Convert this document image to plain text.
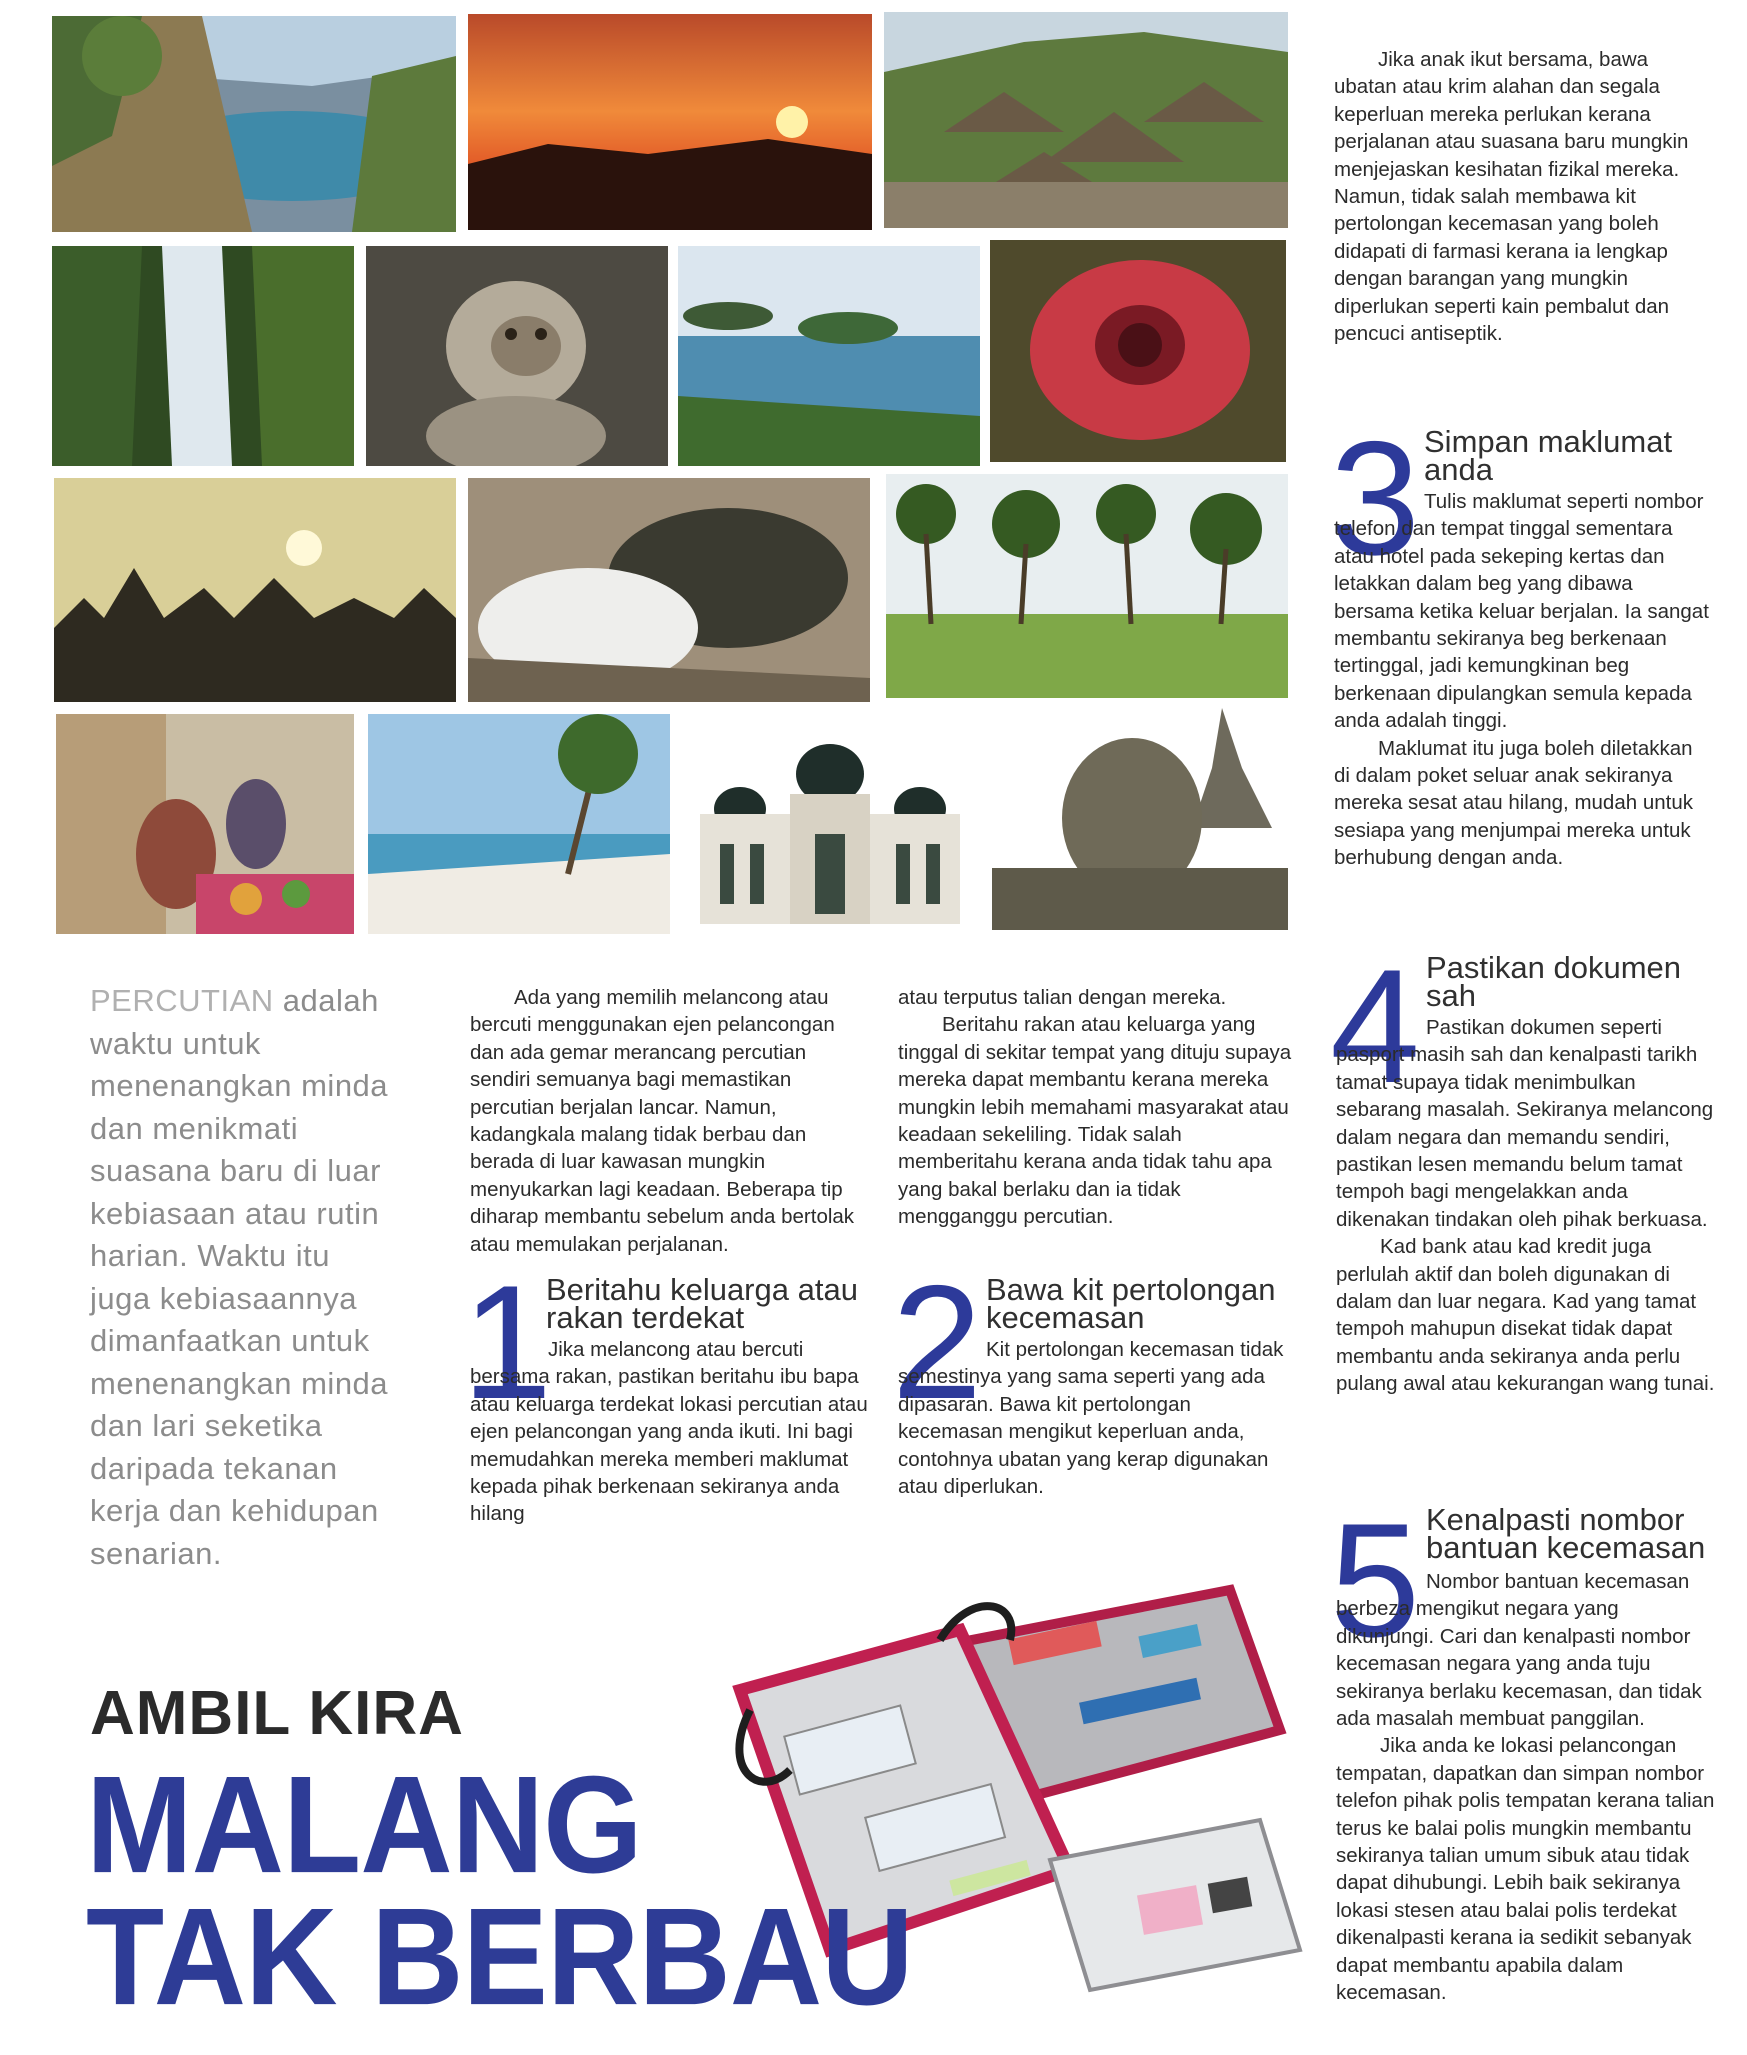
Jika anak ikut bersama, bawa ubatan atau krim alahan dan segala keperluan mereka perlukan kerana perjalanan atau suasana baru mungkin menjejaskan kesihatan fizikal mereka. Namun, tidak salah membawa kit pertolongan kecemasan yang boleh didapati di farmasi kerana ia lengkap dengan barangan yang mungkin diperlukan seperti kain pembalut dan pencuci antiseptik.

3 Simpan maklumat
anda

Tulis maklumat seperti nombor telefon dan tempat tinggal sementara atau hotel pada sekeping kertas dan letakkan dalam beg yang dibawa bersama ketika keluar berjalan. Ia sangat membantu sekiranya beg berkenaan tertinggal, jadi kemungkinan beg berkenaan dipulangkan semula kepada anda adalah tinggi.

Maklumat itu juga boleh diletakkan di dalam poket seluar anak sekiranya mereka sesat atau hilang, mudah untuk sesiapa yang menjumpai mereka untuk berhubung dengan anda.

4 Pastikan dokumen
sah

Pastikan dokumen seperti pasport masih sah dan kenalpasti tarikh tamat supaya tidak menimbulkan sebarang masalah. Sekiranya melancong dalam negara dan memandu sendiri, pastikan lesen memandu belum tamat tempoh bagi mengelakkan anda dikenakan tindakan oleh pihak berkuasa.

Kad bank atau kad kredit juga perlulah aktif dan boleh digunakan di dalam dan luar negara. Kad yang tamat tempoh mahupun disekat tidak dapat membantu anda sekiranya anda perlu pulang awal atau kekurangan wang tunai.

5 Kenalpasti nombor
bantuan kecemasan

Nombor bantuan kecemasan berbeza mengikut negara yang dikunjungi. Cari dan kenalpasti nombor kecemasan negara yang anda tuju sekiranya berlaku kecemasan, dan tidak ada masalah membuat panggilan.

Jika anda ke lokasi pelancongan tempatan, dapatkan dan simpan nombor telefon pihak polis tempatan kerana talian terus ke balai polis mungkin membantu sekiranya talian umum sibuk atau tidak dapat dihubungi. Lebih baik sekiranya lokasi stesen atau balai polis terdekat dikenalpasti kerana ia sedikit sebanyak dapat membantu apabila dalam kecemasan.

PERCUTIAN adalah waktu untuk menenangkan minda dan menikmati suasana baru di luar kebiasaan atau rutin harian. Waktu itu juga kebiasaannya dimanfaatkan untuk menenangkan minda dan lari seketika daripada tekanan kerja dan kehidupan senarian.

Ada yang memilih melancong atau bercuti menggunakan ejen pelancongan dan ada gemar merancang percutian sendiri semuanya bagi memastikan percutian berjalan lancar. Namun, kadangkala malang tidak berbau dan berada di luar kawasan mungkin menyukarkan lagi keadaan. Beberapa tip diharap membantu sebelum anda bertolak atau memulakan perjalanan.

atau terputus talian dengan mereka.

Beritahu rakan atau keluarga yang tinggal di sekitar tempat yang dituju supaya mereka dapat membantu kerana mereka mungkin lebih memahami masyarakat atau keadaan sekeliling. Tidak salah memberitahu kerana anda tidak tahu apa yang bakal berlaku dan ia tidak mengganggu percutian.

1
Beritahu keluarga atau
rakan terdekat

Jika melancong atau bercuti bersama rakan, pastikan beritahu ibu bapa atau keluarga terdekat lokasi percutian atau ejen pelancongan yang anda ikuti. Ini bagi memudahkan mereka memberi maklumat kepada pihak berkenaan sekiranya anda hilang

2 Bawa kit pertolongan
kecemasan

Kit pertolongan kecemasan tidak semestinya yang sama seperti yang ada dipasaran. Bawa kit pertolongan kecemasan mengikut keperluan anda, contohnya ubatan yang kerap digunakan atau diperlukan.

AMBIL KIRA
MALANG
TAK BERBAU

---

SHORT EXERCISE:
Every line above that contains the word "bantuan" should be reported.

ANSWER TO THE PROBLEM:
bantuan kecemasan
Nombor bantuan kecemasan berbeza mengikut negara yang dikunjungi. Cari dan kenalpasti nombor kecemasan negara yang anda tuju sekiranya berlaku kecemasan, dan tidak ada masalah membuat panggilan.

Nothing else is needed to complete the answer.